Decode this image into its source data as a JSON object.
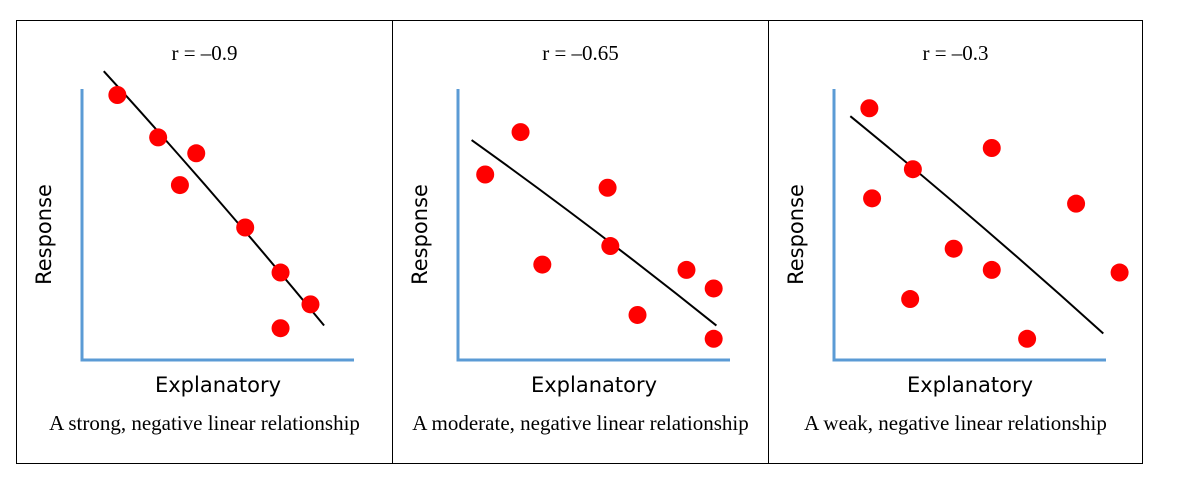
{
  "chart_data": [
    {
      "type": "scatter",
      "title": "r = –0.9",
      "caption": "A strong, negative linear relationship",
      "xlabel": "Explanatory",
      "ylabel": "Response",
      "xlim": [
        0,
        10
      ],
      "ylim": [
        0,
        10
      ],
      "points": [
        {
          "x": 1.3,
          "y": 10.0
        },
        {
          "x": 2.8,
          "y": 8.4
        },
        {
          "x": 3.6,
          "y": 6.6
        },
        {
          "x": 4.2,
          "y": 7.8
        },
        {
          "x": 6.0,
          "y": 5.0
        },
        {
          "x": 7.3,
          "y": 3.3
        },
        {
          "x": 8.4,
          "y": 2.1
        },
        {
          "x": 7.3,
          "y": 1.2
        }
      ],
      "trendline": [
        {
          "x": 0.8,
          "y": 10.9
        },
        {
          "x": 8.9,
          "y": 1.3
        }
      ],
      "colors": {
        "point": "#ff0000",
        "axis": "#5b9bd5",
        "line": "#000000"
      }
    },
    {
      "type": "scatter",
      "title": "r = –0.65",
      "caption": "A moderate, negative linear relationship",
      "xlabel": "Explanatory",
      "ylabel": "Response",
      "xlim": [
        0,
        10
      ],
      "ylim": [
        0,
        10
      ],
      "points": [
        {
          "x": 1.0,
          "y": 7.0
        },
        {
          "x": 2.3,
          "y": 8.6
        },
        {
          "x": 3.1,
          "y": 3.6
        },
        {
          "x": 5.5,
          "y": 6.5
        },
        {
          "x": 5.6,
          "y": 4.3
        },
        {
          "x": 6.6,
          "y": 1.7
        },
        {
          "x": 8.4,
          "y": 3.4
        },
        {
          "x": 9.4,
          "y": 2.7
        },
        {
          "x": 9.4,
          "y": 0.8
        }
      ],
      "trendline": [
        {
          "x": 0.5,
          "y": 8.3
        },
        {
          "x": 9.5,
          "y": 1.3
        }
      ],
      "colors": {
        "point": "#ff0000",
        "axis": "#5b9bd5",
        "line": "#000000"
      }
    },
    {
      "type": "scatter",
      "title": "r = –0.3",
      "caption": "A weak, negative linear relationship",
      "xlabel": "Explanatory",
      "ylabel": "Response",
      "xlim": [
        0,
        10
      ],
      "ylim": [
        0,
        10
      ],
      "points": [
        {
          "x": 1.3,
          "y": 9.5
        },
        {
          "x": 1.4,
          "y": 6.1
        },
        {
          "x": 2.8,
          "y": 2.3
        },
        {
          "x": 2.9,
          "y": 7.2
        },
        {
          "x": 4.4,
          "y": 4.2
        },
        {
          "x": 5.8,
          "y": 8.0
        },
        {
          "x": 5.8,
          "y": 3.4
        },
        {
          "x": 7.1,
          "y": 0.8
        },
        {
          "x": 8.9,
          "y": 5.9
        },
        {
          "x": 10.5,
          "y": 3.3
        }
      ],
      "trendline": [
        {
          "x": 0.6,
          "y": 9.2
        },
        {
          "x": 9.9,
          "y": 1.0
        }
      ],
      "colors": {
        "point": "#ff0000",
        "axis": "#5b9bd5",
        "line": "#000000"
      }
    }
  ]
}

☆ ☆ ☆ ☆ ☆

From the material above, copy everything exactly but the pictures.

## RESPONSE TO THIS TASK
Decode this image into its source data as a JSON object.
{
  "chart_data": [
    {
      "type": "scatter",
      "title": "r = –0.9",
      "caption": "A strong, negative linear relationship",
      "xlabel": "Explanatory",
      "ylabel": "Response",
      "xlim": [
        0,
        10
      ],
      "ylim": [
        0,
        10
      ],
      "points": [
        {
          "x": 1.3,
          "y": 10.0
        },
        {
          "x": 2.8,
          "y": 8.4
        },
        {
          "x": 3.6,
          "y": 6.6
        },
        {
          "x": 4.2,
          "y": 7.8
        },
        {
          "x": 6.0,
          "y": 5.0
        },
        {
          "x": 7.3,
          "y": 3.3
        },
        {
          "x": 8.4,
          "y": 2.1
        },
        {
          "x": 7.3,
          "y": 1.2
        }
      ],
      "trendline": [
        {
          "x": 0.8,
          "y": 10.9
        },
        {
          "x": 8.9,
          "y": 1.3
        }
      ],
      "colors": {
        "point": "#ff0000",
        "axis": "#5b9bd5",
        "line": "#000000"
      }
    },
    {
      "type": "scatter",
      "title": "r = –0.65",
      "caption": "A moderate, negative linear relationship",
      "xlabel": "Explanatory",
      "ylabel": "Response",
      "xlim": [
        0,
        10
      ],
      "ylim": [
        0,
        10
      ],
      "points": [
        {
          "x": 1.0,
          "y": 7.0
        },
        {
          "x": 2.3,
          "y": 8.6
        },
        {
          "x": 3.1,
          "y": 3.6
        },
        {
          "x": 5.5,
          "y": 6.5
        },
        {
          "x": 5.6,
          "y": 4.3
        },
        {
          "x": 6.6,
          "y": 1.7
        },
        {
          "x": 8.4,
          "y": 3.4
        },
        {
          "x": 9.4,
          "y": 2.7
        },
        {
          "x": 9.4,
          "y": 0.8
        }
      ],
      "trendline": [
        {
          "x": 0.5,
          "y": 8.3
        },
        {
          "x": 9.5,
          "y": 1.3
        }
      ],
      "colors": {
        "point": "#ff0000",
        "axis": "#5b9bd5",
        "line": "#000000"
      }
    },
    {
      "type": "scatter",
      "title": "r = –0.3",
      "caption": "A weak, negative linear relationship",
      "xlabel": "Explanatory",
      "ylabel": "Response",
      "xlim": [
        0,
        10
      ],
      "ylim": [
        0,
        10
      ],
      "points": [
        {
          "x": 1.3,
          "y": 9.5
        },
        {
          "x": 1.4,
          "y": 6.1
        },
        {
          "x": 2.8,
          "y": 2.3
        },
        {
          "x": 2.9,
          "y": 7.2
        },
        {
          "x": 4.4,
          "y": 4.2
        },
        {
          "x": 5.8,
          "y": 8.0
        },
        {
          "x": 5.8,
          "y": 3.4
        },
        {
          "x": 7.1,
          "y": 0.8
        },
        {
          "x": 8.9,
          "y": 5.9
        },
        {
          "x": 10.5,
          "y": 3.3
        }
      ],
      "trendline": [
        {
          "x": 0.6,
          "y": 9.2
        },
        {
          "x": 9.9,
          "y": 1.0
        }
      ],
      "colors": {
        "point": "#ff0000",
        "axis": "#5b9bd5",
        "line": "#000000"
      }
    }
  ]
}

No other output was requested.